All of the lines below are to be printed again exactly; images are excluded from the output.

** START Data provided **

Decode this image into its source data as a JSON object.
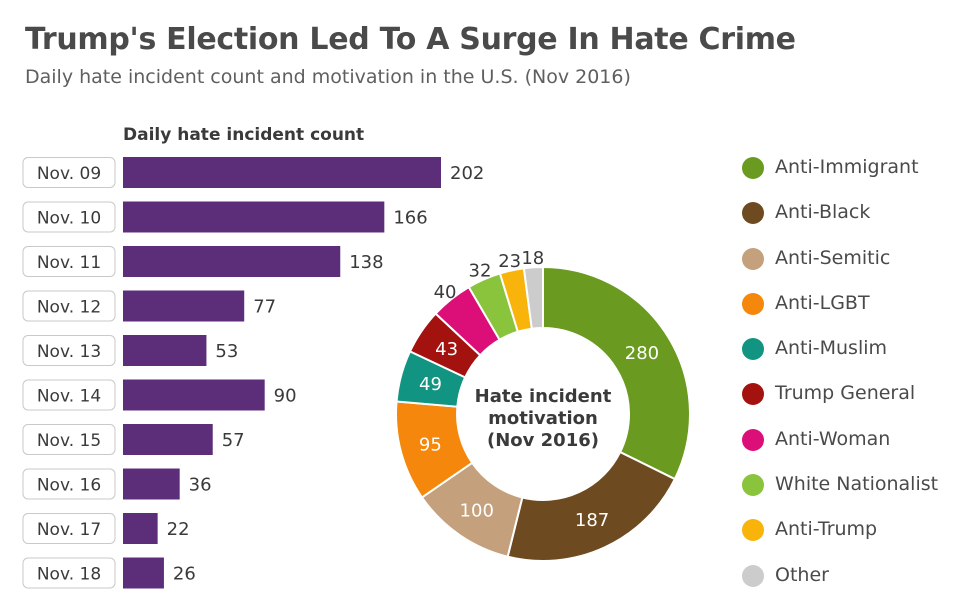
{
  "header": {
    "title": "Trump's Election Led To A Surge In Hate Crime",
    "subtitle": "Daily hate incident count and motivation in the U.S. (Nov 2016)"
  },
  "chart_data": [
    {
      "type": "bar",
      "orientation": "horizontal",
      "title": "Daily hate incident count",
      "categories": [
        "Nov. 09",
        "Nov. 10",
        "Nov. 11",
        "Nov. 12",
        "Nov. 13",
        "Nov. 14",
        "Nov. 15",
        "Nov. 16",
        "Nov. 17",
        "Nov. 18"
      ],
      "values": [
        202,
        166,
        138,
        77,
        53,
        90,
        57,
        36,
        22,
        26
      ],
      "color": "#5c2d78",
      "data_labels": true
    },
    {
      "type": "pie",
      "variant": "donut",
      "center_label": [
        "Hate incident",
        "motivation",
        "(Nov 2016)"
      ],
      "categories": [
        "Anti-Immigrant",
        "Anti-Black",
        "Anti-Semitic",
        "Anti-LGBT",
        "Anti-Muslim",
        "Trump General",
        "Anti-Woman",
        "White Nationalist",
        "Anti-Trump",
        "Other"
      ],
      "values": [
        280,
        187,
        100,
        95,
        49,
        43,
        40,
        32,
        23,
        18
      ],
      "colors": [
        "#6a9a1f",
        "#6e4a21",
        "#c4a07c",
        "#f5870c",
        "#119481",
        "#a3120f",
        "#dc0f78",
        "#8ac43c",
        "#f9b40c",
        "#cccccc"
      ],
      "legend_position": "right"
    }
  ]
}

** END Data provided **

The reply:
Decode this image into its source data as a JSON object.
{
  "header": {
    "title": "Trump's Election Led To A Surge In Hate Crime",
    "subtitle": "Daily hate incident count and motivation in the U.S. (Nov 2016)"
  },
  "chart_data": [
    {
      "type": "bar",
      "orientation": "horizontal",
      "title": "Daily hate incident count",
      "categories": [
        "Nov. 09",
        "Nov. 10",
        "Nov. 11",
        "Nov. 12",
        "Nov. 13",
        "Nov. 14",
        "Nov. 15",
        "Nov. 16",
        "Nov. 17",
        "Nov. 18"
      ],
      "values": [
        202,
        166,
        138,
        77,
        53,
        90,
        57,
        36,
        22,
        26
      ],
      "color": "#5c2d78",
      "data_labels": true
    },
    {
      "type": "pie",
      "variant": "donut",
      "center_label": [
        "Hate incident",
        "motivation",
        "(Nov 2016)"
      ],
      "categories": [
        "Anti-Immigrant",
        "Anti-Black",
        "Anti-Semitic",
        "Anti-LGBT",
        "Anti-Muslim",
        "Trump General",
        "Anti-Woman",
        "White Nationalist",
        "Anti-Trump",
        "Other"
      ],
      "values": [
        280,
        187,
        100,
        95,
        49,
        43,
        40,
        32,
        23,
        18
      ],
      "colors": [
        "#6a9a1f",
        "#6e4a21",
        "#c4a07c",
        "#f5870c",
        "#119481",
        "#a3120f",
        "#dc0f78",
        "#8ac43c",
        "#f9b40c",
        "#cccccc"
      ],
      "legend_position": "right"
    }
  ]
}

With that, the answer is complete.